INSTRUCTIONS FOR THE TASK: All of the records listed below should be retyped exactly.

* start DATASET RECORDS *

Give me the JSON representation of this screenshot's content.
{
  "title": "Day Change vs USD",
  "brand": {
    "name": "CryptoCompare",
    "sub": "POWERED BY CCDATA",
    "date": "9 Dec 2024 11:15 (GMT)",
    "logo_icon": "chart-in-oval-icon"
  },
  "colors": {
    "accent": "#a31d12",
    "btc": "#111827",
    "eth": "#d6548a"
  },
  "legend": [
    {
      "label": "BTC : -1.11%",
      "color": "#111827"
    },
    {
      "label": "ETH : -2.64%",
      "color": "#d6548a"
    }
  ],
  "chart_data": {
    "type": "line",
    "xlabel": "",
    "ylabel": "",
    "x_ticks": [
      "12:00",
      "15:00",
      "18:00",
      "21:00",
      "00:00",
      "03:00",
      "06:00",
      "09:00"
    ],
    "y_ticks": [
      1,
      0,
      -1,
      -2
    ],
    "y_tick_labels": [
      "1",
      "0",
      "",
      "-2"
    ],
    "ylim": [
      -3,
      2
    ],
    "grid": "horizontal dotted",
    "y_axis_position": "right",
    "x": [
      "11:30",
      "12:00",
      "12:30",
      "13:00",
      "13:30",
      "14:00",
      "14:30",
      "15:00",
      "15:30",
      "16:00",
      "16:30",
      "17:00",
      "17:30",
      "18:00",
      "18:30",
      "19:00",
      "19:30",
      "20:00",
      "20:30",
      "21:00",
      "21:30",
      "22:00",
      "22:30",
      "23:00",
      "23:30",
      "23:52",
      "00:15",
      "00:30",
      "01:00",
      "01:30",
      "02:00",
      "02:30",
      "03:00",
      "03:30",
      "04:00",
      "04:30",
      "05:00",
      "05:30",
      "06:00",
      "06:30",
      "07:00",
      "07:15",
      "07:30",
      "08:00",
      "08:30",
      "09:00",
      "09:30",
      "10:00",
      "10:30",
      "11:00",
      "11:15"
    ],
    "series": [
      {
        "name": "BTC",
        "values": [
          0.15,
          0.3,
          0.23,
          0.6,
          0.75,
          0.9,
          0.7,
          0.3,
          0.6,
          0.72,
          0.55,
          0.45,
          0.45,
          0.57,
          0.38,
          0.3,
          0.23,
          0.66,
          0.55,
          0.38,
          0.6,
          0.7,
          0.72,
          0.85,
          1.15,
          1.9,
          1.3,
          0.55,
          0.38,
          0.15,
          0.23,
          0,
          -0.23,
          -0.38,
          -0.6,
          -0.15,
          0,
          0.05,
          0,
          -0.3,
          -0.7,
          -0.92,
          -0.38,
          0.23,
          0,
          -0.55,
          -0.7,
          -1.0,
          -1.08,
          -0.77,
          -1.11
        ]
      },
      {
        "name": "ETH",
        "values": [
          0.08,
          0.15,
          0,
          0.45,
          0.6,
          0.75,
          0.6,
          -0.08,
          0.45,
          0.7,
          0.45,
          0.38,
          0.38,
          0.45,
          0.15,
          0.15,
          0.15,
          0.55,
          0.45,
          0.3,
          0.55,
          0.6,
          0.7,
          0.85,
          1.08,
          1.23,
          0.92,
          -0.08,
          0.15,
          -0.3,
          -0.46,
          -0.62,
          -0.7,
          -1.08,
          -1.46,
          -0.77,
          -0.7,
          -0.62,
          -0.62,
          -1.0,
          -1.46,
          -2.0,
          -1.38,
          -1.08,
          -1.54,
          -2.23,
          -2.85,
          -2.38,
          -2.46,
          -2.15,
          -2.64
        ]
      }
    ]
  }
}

* end DATASET RECORDS *

SOLUTION FOR THIS EXERCISE:
Give me the JSON representation of this screenshot's content.
{
  "title": "Day Change vs USD",
  "brand": {
    "name": "CryptoCompare",
    "sub": "POWERED BY CCDATA",
    "date": "9 Dec 2024 11:15 (GMT)",
    "logo_icon": "chart-in-oval-icon"
  },
  "colors": {
    "accent": "#a31d12",
    "btc": "#111827",
    "eth": "#d6548a"
  },
  "legend": [
    {
      "label": "BTC : -1.11%",
      "color": "#111827"
    },
    {
      "label": "ETH : -2.64%",
      "color": "#d6548a"
    }
  ],
  "chart_data": {
    "type": "line",
    "xlabel": "",
    "ylabel": "",
    "x_ticks": [
      "12:00",
      "15:00",
      "18:00",
      "21:00",
      "00:00",
      "03:00",
      "06:00",
      "09:00"
    ],
    "y_ticks": [
      1,
      0,
      -1,
      -2
    ],
    "y_tick_labels": [
      "1",
      "0",
      "",
      "-2"
    ],
    "ylim": [
      -3,
      2
    ],
    "grid": "horizontal dotted",
    "y_axis_position": "right",
    "x": [
      "11:30",
      "12:00",
      "12:30",
      "13:00",
      "13:30",
      "14:00",
      "14:30",
      "15:00",
      "15:30",
      "16:00",
      "16:30",
      "17:00",
      "17:30",
      "18:00",
      "18:30",
      "19:00",
      "19:30",
      "20:00",
      "20:30",
      "21:00",
      "21:30",
      "22:00",
      "22:30",
      "23:00",
      "23:30",
      "23:52",
      "00:15",
      "00:30",
      "01:00",
      "01:30",
      "02:00",
      "02:30",
      "03:00",
      "03:30",
      "04:00",
      "04:30",
      "05:00",
      "05:30",
      "06:00",
      "06:30",
      "07:00",
      "07:15",
      "07:30",
      "08:00",
      "08:30",
      "09:00",
      "09:30",
      "10:00",
      "10:30",
      "11:00",
      "11:15"
    ],
    "series": [
      {
        "name": "BTC",
        "values": [
          0.15,
          0.3,
          0.23,
          0.6,
          0.75,
          0.9,
          0.7,
          0.3,
          0.6,
          0.72,
          0.55,
          0.45,
          0.45,
          0.57,
          0.38,
          0.3,
          0.23,
          0.66,
          0.55,
          0.38,
          0.6,
          0.7,
          0.72,
          0.85,
          1.15,
          1.9,
          1.3,
          0.55,
          0.38,
          0.15,
          0.23,
          0,
          -0.23,
          -0.38,
          -0.6,
          -0.15,
          0,
          0.05,
          0,
          -0.3,
          -0.7,
          -0.92,
          -0.38,
          0.23,
          0,
          -0.55,
          -0.7,
          -1.0,
          -1.08,
          -0.77,
          -1.11
        ]
      },
      {
        "name": "ETH",
        "values": [
          0.08,
          0.15,
          0,
          0.45,
          0.6,
          0.75,
          0.6,
          -0.08,
          0.45,
          0.7,
          0.45,
          0.38,
          0.38,
          0.45,
          0.15,
          0.15,
          0.15,
          0.55,
          0.45,
          0.3,
          0.55,
          0.6,
          0.7,
          0.85,
          1.08,
          1.23,
          0.92,
          -0.08,
          0.15,
          -0.3,
          -0.46,
          -0.62,
          -0.7,
          -1.08,
          -1.46,
          -0.77,
          -0.7,
          -0.62,
          -0.62,
          -1.0,
          -1.46,
          -2.0,
          -1.38,
          -1.08,
          -1.54,
          -2.23,
          -2.85,
          -2.38,
          -2.46,
          -2.15,
          -2.64
        ]
      }
    ]
  }
}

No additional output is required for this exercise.